And so to my third of my four propositions, related to the present moment.  Where do we stand today? Some extreme ideologues of the right call for the formal dismantling of our system of European human rights protection, describing it in scathing terms as a relic of a past age, as (to use a cruel cliché) ‘past its sell-by date’.  That is not going to happen anytime soon, I think. Nor is the positive transformation of the human rights framework to make it – to use another cliché – ‘fit for purpose’.  Human rights mandates remain active in the present era, with their courts and committees interpreting their charters and conventions and covenants and so on despite these documents not having been tailored to reflect the more brutal times in which we live.  To put this another way, these human rights bodies have legal mandates, which they are required to follow and which have legal effects (direct and indirect) even in those states hostile to those mandates but without their being so hostile as to dispense with the whole structure altogether.

How has the European Court of Human Rights been operating its mandate in this period of strain? The story is inevitably a mixed one, and there is no space or time to go into detail here, but with precedents to rely upon and the consequentially slow development of case-law, the Court is inevitably not well-equipped to react effectively to the changed democratic circumstances around it. The consensus about equality of esteem, the need for separation of powers and the importance of the rule of law – for years assumed to be so secure as to be beyond argument – is breaking down, at least in some states and perhaps in more than we realise.  Old school rights jurisprudence about this or that abuse of individual freedom by some state authority or other presupposes an underlying support for the ethico-legal framework within which such cases get litigated. What happens when it is the framework itself that is being undermined?

Given it will be neither abolished nor rejuvenated by state support, what is the European Court of Human Rights to do?

First the Court needs to be much clearer about fighting for the civil society space within its member states. It must in particular avoid decisions that eviscerate the capacity of civil society actors to deliver for their members, whether these be trade unions (as arguably has occurred recently, in Humpert v Germany), human rights bodies or religious groups. This is not about this or that political right (though their protection too is very important); it is about the health of the underlying body politic.

▶ [Supplied information]
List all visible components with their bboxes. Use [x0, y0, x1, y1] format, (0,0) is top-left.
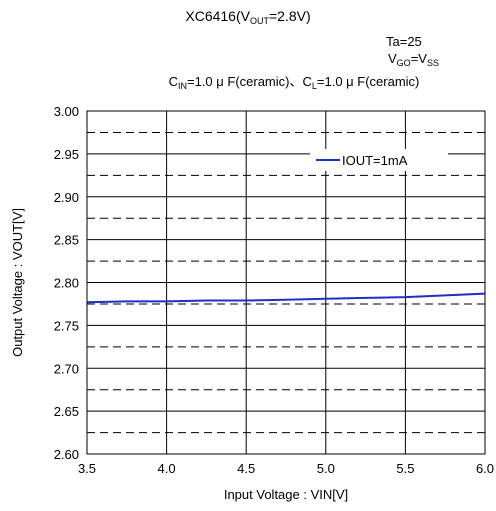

▶ [What you should do]
Transcribe the passage on European human rights protection between "Given it will" and "underlying body politic.", inclusive. The material is not needed for any of this.

▶ [Answer to the task]
Given it will be neither abolished nor rejuvenated by state support, what is the European Court of Human Rights to do?

First the Court needs to be much clearer about fighting for the civil society space within its member states. It must in particular avoid decisions that eviscerate the capacity of civil society actors to deliver for their members, whether these be trade unions (as arguably has occurred recently, in Humpert v Germany), human rights bodies or religious groups. This is not about this or that political right (though their protection too is very important); it is about the health of the underlying body politic.